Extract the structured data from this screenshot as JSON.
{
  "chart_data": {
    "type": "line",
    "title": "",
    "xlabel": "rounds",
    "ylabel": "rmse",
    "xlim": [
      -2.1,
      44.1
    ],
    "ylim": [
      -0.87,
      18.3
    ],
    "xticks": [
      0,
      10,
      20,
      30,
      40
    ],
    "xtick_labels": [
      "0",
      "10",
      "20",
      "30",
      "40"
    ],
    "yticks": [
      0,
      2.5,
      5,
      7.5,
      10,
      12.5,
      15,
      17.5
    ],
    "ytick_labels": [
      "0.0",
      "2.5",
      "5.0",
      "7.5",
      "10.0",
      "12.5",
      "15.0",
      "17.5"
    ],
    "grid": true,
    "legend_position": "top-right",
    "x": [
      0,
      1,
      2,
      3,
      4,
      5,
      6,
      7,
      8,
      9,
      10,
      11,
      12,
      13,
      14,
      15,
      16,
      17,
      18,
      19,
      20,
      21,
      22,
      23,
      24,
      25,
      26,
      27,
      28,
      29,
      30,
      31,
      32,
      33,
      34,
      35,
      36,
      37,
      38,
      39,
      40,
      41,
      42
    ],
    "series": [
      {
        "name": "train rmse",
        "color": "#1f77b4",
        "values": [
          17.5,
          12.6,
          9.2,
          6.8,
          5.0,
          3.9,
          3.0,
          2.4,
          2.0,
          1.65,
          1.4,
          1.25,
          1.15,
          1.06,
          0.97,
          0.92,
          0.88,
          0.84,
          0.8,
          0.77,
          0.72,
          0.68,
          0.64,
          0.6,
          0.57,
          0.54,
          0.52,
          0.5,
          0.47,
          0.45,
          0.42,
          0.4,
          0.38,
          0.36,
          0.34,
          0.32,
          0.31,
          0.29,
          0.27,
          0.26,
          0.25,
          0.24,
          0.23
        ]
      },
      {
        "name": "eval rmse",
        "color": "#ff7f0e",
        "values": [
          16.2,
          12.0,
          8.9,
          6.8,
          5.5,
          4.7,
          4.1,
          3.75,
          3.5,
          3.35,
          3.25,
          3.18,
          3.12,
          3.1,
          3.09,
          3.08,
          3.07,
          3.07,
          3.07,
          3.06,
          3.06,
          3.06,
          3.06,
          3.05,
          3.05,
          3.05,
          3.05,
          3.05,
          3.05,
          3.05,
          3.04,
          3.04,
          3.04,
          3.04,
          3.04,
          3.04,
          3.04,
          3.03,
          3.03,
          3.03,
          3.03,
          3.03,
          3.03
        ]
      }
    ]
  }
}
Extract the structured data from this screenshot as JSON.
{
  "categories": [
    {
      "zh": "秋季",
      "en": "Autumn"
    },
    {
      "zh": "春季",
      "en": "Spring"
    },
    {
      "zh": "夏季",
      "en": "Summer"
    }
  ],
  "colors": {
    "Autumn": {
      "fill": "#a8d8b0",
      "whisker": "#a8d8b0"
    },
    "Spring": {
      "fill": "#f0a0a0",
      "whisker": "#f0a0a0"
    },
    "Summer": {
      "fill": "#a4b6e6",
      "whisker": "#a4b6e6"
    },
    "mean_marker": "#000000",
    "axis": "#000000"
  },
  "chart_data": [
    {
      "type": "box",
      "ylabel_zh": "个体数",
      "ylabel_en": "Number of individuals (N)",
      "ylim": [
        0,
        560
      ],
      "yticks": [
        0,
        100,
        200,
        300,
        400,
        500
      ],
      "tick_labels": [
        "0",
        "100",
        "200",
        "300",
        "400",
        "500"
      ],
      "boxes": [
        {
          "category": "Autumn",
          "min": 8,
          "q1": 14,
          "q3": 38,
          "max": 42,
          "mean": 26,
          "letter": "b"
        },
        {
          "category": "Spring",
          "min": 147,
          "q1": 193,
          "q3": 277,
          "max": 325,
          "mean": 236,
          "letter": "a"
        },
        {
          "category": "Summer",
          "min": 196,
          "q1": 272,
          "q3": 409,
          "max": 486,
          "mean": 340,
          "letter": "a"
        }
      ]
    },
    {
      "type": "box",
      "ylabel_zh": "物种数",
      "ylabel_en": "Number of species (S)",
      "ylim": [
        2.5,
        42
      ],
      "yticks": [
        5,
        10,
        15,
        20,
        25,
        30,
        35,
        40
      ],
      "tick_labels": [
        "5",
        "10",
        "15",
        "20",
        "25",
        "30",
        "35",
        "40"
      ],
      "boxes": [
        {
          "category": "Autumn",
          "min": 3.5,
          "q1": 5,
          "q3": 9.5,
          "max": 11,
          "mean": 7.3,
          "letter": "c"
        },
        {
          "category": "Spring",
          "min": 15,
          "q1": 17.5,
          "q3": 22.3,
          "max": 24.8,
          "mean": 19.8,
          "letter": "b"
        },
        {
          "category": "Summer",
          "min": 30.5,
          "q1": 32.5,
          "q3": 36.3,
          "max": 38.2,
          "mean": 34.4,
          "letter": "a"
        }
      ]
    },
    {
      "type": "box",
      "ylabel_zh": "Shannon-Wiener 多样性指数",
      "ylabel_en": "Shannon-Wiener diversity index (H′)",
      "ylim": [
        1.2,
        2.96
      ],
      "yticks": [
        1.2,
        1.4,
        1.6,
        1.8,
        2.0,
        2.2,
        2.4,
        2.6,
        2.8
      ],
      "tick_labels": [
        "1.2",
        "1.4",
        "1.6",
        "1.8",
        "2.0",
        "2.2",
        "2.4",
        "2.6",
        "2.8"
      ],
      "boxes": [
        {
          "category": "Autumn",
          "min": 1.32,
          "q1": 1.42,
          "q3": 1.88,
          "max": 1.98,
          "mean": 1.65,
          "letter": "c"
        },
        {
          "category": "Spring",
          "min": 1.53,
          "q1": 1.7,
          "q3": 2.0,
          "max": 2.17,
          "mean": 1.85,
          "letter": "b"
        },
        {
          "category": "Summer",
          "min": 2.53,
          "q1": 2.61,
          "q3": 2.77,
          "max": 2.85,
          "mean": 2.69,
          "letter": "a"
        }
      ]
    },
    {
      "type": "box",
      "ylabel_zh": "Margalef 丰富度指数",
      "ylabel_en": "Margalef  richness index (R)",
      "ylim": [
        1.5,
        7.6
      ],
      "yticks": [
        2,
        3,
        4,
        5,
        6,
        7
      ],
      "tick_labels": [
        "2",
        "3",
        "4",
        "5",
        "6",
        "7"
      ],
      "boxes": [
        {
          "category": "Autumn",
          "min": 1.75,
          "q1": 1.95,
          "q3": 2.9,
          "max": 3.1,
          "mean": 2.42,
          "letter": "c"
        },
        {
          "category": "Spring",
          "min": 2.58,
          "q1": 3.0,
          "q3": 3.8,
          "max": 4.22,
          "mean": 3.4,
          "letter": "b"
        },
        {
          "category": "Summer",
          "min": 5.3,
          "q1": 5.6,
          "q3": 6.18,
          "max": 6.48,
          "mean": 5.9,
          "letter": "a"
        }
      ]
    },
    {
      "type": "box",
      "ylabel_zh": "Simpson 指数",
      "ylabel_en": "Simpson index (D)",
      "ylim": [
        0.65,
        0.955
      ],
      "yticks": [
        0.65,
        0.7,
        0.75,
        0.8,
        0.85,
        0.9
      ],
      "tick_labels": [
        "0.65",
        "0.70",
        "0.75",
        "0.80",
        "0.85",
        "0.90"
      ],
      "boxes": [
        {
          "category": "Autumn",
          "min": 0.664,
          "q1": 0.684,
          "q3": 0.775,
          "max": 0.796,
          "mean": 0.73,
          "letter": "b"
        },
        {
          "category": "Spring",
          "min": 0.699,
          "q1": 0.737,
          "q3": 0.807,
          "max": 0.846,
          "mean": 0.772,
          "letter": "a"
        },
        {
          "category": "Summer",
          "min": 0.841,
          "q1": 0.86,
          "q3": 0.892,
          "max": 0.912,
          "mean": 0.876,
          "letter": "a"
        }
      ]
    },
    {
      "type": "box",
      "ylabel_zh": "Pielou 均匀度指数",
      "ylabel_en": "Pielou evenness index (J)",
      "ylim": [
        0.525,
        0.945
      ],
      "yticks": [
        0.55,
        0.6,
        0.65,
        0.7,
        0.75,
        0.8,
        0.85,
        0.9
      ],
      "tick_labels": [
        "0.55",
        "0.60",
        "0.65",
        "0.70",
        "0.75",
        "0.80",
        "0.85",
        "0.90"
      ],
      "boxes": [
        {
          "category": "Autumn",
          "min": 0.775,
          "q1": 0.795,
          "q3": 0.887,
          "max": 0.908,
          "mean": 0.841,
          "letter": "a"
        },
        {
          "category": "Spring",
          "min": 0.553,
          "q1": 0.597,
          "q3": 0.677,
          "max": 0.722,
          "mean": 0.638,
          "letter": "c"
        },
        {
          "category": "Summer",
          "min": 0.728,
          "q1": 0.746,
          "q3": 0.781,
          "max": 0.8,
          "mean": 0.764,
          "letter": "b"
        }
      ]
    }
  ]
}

> [PROBLEM DESCRIPTION] Search the lines for the word "rmse" and report how many contain it, by number only.

> [THE COMPLETED TASK] 3